» Provided data:
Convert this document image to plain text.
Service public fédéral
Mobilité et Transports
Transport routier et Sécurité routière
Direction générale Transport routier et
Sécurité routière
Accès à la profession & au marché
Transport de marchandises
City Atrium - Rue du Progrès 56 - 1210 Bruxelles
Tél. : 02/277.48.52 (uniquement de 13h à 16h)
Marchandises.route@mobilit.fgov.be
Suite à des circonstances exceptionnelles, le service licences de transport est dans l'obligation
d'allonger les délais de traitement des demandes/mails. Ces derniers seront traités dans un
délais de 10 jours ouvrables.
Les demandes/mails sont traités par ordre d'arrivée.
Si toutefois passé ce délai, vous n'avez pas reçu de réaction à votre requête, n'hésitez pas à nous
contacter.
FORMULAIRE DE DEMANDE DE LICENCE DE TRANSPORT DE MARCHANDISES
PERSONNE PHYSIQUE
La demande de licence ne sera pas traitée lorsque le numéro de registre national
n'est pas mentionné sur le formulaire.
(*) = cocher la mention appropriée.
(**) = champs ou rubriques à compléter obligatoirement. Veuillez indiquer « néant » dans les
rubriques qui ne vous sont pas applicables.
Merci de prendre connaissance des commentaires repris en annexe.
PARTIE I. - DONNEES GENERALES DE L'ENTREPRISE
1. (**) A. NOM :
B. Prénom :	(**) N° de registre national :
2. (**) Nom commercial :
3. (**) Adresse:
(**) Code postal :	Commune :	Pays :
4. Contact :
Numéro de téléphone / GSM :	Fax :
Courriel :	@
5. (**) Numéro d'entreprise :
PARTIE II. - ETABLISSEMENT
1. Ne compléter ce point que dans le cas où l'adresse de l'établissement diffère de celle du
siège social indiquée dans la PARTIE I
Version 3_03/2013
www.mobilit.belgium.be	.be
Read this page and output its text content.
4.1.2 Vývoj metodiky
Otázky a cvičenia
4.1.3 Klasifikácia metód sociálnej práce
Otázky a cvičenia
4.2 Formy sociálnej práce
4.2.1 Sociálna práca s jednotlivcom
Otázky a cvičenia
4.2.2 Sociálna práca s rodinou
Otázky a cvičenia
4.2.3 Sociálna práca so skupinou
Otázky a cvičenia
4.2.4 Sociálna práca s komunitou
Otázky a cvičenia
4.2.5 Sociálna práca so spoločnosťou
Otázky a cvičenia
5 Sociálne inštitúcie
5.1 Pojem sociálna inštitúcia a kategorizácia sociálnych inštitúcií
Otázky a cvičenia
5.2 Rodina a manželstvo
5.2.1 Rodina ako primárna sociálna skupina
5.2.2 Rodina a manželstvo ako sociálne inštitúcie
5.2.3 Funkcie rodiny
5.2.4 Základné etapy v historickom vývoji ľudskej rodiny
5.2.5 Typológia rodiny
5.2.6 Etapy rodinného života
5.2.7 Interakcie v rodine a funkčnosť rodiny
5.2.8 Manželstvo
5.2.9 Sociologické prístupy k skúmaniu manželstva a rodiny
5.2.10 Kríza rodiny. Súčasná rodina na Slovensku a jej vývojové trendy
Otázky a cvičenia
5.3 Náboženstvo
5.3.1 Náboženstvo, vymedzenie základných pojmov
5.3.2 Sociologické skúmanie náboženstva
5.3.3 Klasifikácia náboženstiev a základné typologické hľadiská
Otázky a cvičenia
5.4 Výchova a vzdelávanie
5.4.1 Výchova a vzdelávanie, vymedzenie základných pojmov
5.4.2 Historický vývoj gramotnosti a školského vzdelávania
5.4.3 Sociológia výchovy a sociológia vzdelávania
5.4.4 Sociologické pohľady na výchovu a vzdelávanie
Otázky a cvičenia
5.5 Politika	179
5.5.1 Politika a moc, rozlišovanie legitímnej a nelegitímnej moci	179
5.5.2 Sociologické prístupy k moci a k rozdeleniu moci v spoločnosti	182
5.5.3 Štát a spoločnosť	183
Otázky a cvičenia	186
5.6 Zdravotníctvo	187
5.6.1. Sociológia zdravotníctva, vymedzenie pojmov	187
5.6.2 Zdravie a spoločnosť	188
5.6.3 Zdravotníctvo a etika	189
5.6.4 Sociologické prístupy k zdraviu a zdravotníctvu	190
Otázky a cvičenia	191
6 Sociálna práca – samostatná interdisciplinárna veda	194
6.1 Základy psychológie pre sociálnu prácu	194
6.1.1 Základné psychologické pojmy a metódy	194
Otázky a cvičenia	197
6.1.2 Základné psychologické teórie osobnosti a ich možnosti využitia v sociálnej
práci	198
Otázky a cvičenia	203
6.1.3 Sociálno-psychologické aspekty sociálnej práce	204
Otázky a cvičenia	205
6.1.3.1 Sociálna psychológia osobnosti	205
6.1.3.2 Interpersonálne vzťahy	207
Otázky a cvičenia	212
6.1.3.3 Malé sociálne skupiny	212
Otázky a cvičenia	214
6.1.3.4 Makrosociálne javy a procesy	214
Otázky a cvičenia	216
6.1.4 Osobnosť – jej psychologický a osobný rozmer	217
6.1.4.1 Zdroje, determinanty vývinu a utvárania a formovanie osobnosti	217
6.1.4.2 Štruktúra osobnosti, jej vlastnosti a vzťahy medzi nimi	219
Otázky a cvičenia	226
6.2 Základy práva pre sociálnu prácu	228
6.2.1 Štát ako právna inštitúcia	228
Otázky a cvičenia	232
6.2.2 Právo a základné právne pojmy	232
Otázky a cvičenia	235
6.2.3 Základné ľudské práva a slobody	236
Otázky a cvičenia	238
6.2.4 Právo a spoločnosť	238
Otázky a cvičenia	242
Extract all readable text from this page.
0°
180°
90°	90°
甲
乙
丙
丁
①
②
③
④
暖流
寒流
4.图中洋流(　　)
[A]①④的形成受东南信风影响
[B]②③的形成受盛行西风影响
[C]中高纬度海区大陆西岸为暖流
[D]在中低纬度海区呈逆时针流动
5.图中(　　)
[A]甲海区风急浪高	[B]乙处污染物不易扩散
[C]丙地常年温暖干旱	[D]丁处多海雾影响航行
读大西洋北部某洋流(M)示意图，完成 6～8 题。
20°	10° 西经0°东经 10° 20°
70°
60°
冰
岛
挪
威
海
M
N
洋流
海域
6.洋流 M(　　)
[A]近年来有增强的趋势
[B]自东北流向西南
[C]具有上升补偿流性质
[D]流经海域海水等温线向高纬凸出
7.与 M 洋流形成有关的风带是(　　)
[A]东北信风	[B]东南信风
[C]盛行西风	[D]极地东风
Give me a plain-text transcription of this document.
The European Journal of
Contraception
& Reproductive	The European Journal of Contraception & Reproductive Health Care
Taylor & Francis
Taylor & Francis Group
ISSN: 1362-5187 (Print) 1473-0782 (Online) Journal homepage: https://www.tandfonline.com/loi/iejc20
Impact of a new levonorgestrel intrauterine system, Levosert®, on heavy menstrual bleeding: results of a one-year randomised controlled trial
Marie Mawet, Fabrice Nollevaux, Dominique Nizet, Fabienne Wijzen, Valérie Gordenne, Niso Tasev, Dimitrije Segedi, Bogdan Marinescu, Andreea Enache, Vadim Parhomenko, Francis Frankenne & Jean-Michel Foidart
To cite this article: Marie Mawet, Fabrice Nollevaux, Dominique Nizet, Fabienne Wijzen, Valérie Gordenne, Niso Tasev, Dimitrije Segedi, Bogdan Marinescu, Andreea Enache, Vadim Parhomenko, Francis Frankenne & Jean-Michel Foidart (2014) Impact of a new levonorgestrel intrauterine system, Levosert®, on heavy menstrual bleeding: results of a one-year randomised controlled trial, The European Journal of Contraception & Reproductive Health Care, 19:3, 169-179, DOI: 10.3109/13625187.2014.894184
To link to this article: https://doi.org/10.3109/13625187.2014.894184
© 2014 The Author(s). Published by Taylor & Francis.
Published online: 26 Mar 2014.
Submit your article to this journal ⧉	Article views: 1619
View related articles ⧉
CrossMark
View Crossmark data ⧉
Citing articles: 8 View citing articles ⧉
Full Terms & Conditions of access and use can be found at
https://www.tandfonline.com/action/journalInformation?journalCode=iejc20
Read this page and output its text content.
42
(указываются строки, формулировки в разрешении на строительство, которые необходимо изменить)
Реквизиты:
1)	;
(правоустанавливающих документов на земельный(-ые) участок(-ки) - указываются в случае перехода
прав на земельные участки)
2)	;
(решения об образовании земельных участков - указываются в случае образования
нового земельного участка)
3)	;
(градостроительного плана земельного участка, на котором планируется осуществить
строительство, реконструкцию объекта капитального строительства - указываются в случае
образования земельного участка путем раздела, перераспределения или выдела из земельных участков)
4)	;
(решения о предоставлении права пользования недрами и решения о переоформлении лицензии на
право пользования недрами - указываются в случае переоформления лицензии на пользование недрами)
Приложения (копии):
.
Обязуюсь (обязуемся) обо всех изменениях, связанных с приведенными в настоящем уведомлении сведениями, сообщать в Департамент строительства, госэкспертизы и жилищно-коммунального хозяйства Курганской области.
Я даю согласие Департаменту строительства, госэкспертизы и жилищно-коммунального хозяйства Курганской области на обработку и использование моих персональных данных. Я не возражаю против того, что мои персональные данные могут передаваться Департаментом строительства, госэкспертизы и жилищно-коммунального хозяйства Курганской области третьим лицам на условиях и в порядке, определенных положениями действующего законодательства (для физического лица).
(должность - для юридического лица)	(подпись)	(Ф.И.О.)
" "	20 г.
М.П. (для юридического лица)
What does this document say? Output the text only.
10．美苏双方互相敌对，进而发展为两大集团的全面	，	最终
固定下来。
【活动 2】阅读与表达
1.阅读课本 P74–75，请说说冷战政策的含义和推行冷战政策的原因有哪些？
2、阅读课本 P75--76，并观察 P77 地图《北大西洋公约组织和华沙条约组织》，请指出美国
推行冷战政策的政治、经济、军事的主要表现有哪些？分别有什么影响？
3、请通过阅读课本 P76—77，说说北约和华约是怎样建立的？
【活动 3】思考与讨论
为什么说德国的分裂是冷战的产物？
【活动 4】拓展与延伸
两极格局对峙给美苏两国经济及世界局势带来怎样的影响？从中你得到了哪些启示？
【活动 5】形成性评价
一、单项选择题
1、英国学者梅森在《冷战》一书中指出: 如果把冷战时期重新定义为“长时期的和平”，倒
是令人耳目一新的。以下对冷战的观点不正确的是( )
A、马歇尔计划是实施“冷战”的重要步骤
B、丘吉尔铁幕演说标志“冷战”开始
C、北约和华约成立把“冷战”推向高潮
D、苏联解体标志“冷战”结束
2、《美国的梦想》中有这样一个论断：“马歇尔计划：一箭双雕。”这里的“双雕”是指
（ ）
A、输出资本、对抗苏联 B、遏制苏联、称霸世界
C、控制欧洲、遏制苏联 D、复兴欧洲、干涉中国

» Problem to work on:
Using the listing, collect all lines in which the string "Francis" is found.

» Written reply:
Taylor & Francis
Taylor & Francis Group
Marie Mawet, Fabrice Nollevaux, Dominique Nizet, Fabienne Wijzen, Valérie Gordenne, Niso Tasev, Dimitrije Segedi, Bogdan Marinescu, Andreea Enache, Vadim Parhomenko, Francis Frankenne & Jean-Michel Foidart
To cite this article: Marie Mawet, Fabrice Nollevaux, Dominique Nizet, Fabienne Wijzen, Valérie Gordenne, Niso Tasev, Dimitrije Segedi, Bogdan Marinescu, Andreea Enache, Vadim Parhomenko, Francis Frankenne & Jean-Michel Foidart (2014) Impact of a new levonorgestrel intrauterine system, Levosert®, on heavy menstrual bleeding: results of a one-year randomised controlled trial, The European Journal of Contraception & Reproductive Health Care, 19:3, 169-179, DOI: 10.3109/13625187.2014.894184
© 2014 The Author(s). Published by Taylor & Francis.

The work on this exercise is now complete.